**Problem statement:** Write out all of the entries exactly as given.

**Task material:**
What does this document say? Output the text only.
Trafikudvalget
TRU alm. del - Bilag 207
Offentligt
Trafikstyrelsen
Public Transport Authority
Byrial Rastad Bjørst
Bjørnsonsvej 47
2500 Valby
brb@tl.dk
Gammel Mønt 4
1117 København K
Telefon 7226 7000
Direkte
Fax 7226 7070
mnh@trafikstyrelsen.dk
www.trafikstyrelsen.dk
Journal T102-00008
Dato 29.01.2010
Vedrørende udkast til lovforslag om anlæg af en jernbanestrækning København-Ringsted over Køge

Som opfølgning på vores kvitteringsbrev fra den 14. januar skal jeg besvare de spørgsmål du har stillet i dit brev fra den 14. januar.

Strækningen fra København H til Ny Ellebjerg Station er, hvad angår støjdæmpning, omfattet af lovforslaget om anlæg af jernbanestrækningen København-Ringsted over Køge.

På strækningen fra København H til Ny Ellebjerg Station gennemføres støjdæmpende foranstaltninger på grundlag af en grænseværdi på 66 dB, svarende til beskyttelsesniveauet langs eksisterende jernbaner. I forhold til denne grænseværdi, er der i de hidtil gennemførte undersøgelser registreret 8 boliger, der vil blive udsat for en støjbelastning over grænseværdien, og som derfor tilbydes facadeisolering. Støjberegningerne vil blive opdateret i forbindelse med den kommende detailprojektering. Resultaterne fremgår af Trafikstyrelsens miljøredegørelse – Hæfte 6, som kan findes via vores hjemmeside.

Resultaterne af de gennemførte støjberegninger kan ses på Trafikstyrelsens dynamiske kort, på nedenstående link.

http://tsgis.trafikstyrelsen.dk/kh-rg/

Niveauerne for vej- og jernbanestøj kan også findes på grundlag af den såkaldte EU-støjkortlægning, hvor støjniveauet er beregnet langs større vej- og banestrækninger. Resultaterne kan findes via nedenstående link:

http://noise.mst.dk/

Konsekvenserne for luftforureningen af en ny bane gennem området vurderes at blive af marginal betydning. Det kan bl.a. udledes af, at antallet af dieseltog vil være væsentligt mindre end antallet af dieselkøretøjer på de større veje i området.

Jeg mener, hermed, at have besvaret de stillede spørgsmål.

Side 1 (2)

**Output for this task:**
What does this document say? Output the text only.
Trafikudvalget
TRU alm. del - Bilag 207
Offentligt
Trafikstyrelsen
Public Transport Authority
Byrial Rastad Bjørst
Bjørnsonsvej 47
2500 Valby
brb@tl.dk
Gammel Mønt 4
1117 København K
Telefon 7226 7000
Direkte
Fax 7226 7070
mnh@trafikstyrelsen.dk
www.trafikstyrelsen.dk
Journal T102-00008
Dato 29.01.2010
Vedrørende udkast til lovforslag om anlæg af en jernbanestrækning København-Ringsted over Køge

Som opfølgning på vores kvitteringsbrev fra den 14. januar skal jeg besvare de spørgsmål du har stillet i dit brev fra den 14. januar.

Strækningen fra København H til Ny Ellebjerg Station er, hvad angår støjdæmpning, omfattet af lovforslaget om anlæg af jernbanestrækningen København-Ringsted over Køge.

På strækningen fra København H til Ny Ellebjerg Station gennemføres støjdæmpende foranstaltninger på grundlag af en grænseværdi på 66 dB, svarende til beskyttelsesniveauet langs eksisterende jernbaner. I forhold til denne grænseværdi, er der i de hidtil gennemførte undersøgelser registreret 8 boliger, der vil blive udsat for en støjbelastning over grænseværdien, og som derfor tilbydes facadeisolering. Støjberegningerne vil blive opdateret i forbindelse med den kommende detailprojektering. Resultaterne fremgår af Trafikstyrelsens miljøredegørelse – Hæfte 6, som kan findes via vores hjemmeside.

Resultaterne af de gennemførte støjberegninger kan ses på Trafikstyrelsens dynamiske kort, på nedenstående link.

http://tsgis.trafikstyrelsen.dk/kh-rg/

Niveauerne for vej- og jernbanestøj kan også findes på grundlag af den såkaldte EU-støjkortlægning, hvor støjniveauet er beregnet langs større vej- og banestrækninger. Resultaterne kan findes via nedenstående link:

http://noise.mst.dk/

Konsekvenserne for luftforureningen af en ny bane gennem området vurderes at blive af marginal betydning. Det kan bl.a. udledes af, at antallet af dieseltog vil være væsentligt mindre end antallet af dieselkøretøjer på de større veje i området.

Jeg mener, hermed, at have besvaret de stillede spørgsmål.

Side 1 (2)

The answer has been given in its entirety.